Start

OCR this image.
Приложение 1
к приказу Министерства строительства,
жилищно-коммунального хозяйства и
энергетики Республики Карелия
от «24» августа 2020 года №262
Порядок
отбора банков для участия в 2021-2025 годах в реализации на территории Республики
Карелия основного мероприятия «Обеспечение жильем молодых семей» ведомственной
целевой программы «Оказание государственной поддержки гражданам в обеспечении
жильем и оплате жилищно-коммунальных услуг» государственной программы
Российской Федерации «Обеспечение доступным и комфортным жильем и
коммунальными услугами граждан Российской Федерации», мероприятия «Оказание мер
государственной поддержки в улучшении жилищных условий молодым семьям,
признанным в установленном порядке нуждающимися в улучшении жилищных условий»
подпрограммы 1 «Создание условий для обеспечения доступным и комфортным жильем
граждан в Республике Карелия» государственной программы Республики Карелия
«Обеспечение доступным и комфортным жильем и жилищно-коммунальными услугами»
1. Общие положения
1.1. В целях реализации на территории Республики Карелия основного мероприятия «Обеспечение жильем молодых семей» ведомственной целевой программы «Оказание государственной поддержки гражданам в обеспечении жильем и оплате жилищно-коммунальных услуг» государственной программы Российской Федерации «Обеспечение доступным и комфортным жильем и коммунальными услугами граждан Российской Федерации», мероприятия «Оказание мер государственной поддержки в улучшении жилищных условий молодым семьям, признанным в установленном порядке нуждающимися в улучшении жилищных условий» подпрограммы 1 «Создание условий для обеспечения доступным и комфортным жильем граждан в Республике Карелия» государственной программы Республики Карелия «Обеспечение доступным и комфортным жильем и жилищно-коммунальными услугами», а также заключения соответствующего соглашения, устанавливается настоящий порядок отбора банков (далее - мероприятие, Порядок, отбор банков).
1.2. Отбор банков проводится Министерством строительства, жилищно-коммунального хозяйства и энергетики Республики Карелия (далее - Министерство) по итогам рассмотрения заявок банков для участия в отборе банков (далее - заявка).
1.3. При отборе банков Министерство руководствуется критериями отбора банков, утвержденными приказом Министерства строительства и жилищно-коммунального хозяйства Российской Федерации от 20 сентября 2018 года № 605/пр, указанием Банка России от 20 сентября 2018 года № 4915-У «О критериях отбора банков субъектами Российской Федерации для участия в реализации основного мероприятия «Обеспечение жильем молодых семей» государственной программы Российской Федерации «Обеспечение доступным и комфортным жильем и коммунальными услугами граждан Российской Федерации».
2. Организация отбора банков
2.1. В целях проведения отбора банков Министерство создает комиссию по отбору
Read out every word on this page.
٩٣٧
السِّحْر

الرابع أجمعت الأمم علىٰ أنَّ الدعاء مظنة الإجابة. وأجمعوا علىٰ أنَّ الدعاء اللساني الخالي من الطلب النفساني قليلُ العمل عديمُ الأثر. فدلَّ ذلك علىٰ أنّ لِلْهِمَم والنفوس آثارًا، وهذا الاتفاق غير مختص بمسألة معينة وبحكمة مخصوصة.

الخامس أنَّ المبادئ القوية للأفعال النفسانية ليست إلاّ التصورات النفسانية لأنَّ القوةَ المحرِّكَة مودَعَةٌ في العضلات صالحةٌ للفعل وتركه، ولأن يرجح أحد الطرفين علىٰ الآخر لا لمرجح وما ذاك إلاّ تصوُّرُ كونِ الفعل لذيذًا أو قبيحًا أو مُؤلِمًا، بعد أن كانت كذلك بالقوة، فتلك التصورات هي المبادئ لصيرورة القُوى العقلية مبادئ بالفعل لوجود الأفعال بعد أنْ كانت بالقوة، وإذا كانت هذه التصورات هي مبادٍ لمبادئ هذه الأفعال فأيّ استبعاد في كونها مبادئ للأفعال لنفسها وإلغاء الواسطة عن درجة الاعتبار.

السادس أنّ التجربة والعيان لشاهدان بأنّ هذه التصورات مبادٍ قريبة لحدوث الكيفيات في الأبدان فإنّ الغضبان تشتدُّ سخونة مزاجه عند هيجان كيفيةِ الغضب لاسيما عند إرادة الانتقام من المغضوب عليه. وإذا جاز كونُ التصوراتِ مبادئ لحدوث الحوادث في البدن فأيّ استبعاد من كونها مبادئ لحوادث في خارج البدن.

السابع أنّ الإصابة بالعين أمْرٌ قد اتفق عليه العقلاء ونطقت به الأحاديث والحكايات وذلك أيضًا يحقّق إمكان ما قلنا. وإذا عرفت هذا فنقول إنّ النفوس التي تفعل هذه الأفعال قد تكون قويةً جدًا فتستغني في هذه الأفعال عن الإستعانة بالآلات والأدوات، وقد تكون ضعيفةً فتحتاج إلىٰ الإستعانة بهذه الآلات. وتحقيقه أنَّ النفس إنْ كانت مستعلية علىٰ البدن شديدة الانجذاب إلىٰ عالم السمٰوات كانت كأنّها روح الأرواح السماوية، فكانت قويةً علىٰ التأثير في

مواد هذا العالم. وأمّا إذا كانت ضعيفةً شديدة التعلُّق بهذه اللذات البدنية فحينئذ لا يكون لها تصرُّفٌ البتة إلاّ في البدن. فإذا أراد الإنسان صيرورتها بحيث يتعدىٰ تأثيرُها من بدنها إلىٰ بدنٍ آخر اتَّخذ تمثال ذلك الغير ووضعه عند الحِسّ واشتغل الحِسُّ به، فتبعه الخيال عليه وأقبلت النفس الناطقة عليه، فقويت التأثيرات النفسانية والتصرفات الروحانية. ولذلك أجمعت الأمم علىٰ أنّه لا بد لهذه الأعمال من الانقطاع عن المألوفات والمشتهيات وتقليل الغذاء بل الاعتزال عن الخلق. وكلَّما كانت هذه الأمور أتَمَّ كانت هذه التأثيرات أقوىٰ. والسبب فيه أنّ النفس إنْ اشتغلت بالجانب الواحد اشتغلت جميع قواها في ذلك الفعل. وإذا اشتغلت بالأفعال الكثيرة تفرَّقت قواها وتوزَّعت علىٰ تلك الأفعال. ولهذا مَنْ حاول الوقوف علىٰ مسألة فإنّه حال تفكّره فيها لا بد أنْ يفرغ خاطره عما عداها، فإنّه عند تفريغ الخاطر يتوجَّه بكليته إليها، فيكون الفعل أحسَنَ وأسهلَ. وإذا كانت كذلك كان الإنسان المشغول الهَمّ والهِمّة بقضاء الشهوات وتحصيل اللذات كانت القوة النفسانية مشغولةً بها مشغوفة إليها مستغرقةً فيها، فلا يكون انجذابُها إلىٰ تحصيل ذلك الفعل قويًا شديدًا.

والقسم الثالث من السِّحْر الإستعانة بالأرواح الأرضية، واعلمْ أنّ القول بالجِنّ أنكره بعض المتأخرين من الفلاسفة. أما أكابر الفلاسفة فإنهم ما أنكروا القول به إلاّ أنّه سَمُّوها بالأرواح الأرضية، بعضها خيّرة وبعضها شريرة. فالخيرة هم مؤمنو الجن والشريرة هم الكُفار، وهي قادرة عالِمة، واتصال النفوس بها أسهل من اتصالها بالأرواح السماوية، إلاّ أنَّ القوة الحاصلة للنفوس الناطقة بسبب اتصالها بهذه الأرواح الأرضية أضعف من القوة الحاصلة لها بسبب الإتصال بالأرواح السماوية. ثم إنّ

End

** WRITTEN PROBLEM **
Check every line for "энергетики" and show the ones that have it.

** ANSWER TO THE TASK **
энергетики Республики Карелия
1.2. Отбор банков проводится Министерством строительства, жилищно-коммунального хозяйства и энергетики Республики Карелия (далее - Министерство) по итогам рассмотрения заявок банков для участия в отборе банков (далее - заявка).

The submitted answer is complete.